- The task
Find the lines of data that contain the string "text", then list them.
## START
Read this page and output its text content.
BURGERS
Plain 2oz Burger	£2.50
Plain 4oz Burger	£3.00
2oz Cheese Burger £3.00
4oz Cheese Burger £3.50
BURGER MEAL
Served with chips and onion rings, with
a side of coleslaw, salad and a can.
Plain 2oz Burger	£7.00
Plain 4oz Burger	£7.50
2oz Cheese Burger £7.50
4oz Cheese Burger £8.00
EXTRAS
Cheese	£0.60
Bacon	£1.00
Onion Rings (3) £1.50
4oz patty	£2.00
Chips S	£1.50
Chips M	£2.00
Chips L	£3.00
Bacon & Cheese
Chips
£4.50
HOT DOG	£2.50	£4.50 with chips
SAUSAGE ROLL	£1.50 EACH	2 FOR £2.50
## END
## START
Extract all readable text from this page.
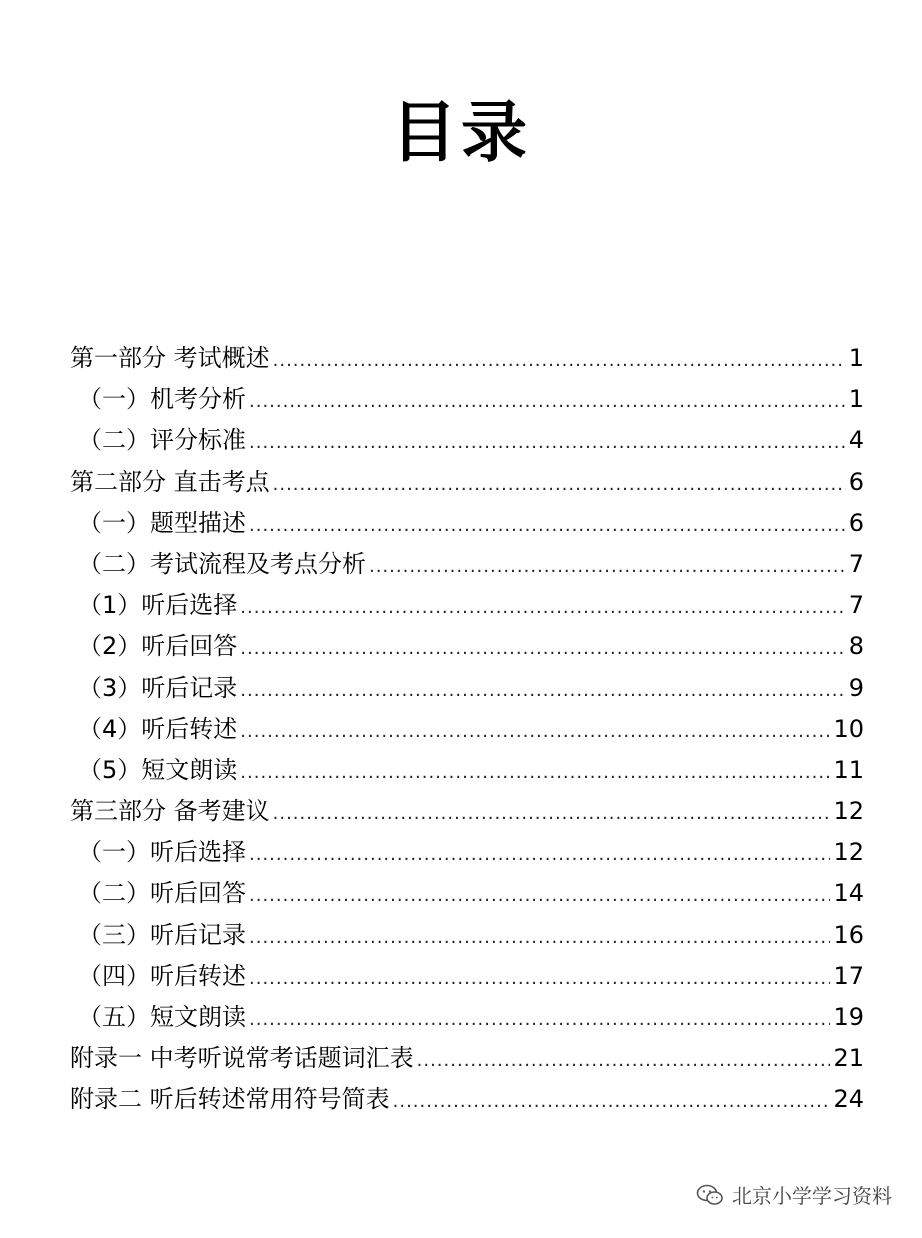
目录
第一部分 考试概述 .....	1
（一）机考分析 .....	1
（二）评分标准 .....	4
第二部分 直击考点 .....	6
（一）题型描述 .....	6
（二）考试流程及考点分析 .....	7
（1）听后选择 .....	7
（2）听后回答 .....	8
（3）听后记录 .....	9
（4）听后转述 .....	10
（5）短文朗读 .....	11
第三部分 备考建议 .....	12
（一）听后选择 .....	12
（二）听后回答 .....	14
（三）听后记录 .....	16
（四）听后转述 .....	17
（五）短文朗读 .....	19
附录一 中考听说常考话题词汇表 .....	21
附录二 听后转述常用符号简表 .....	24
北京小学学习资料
## END
- Task solution
Read this page and output its text content.
Extract all readable text from this page.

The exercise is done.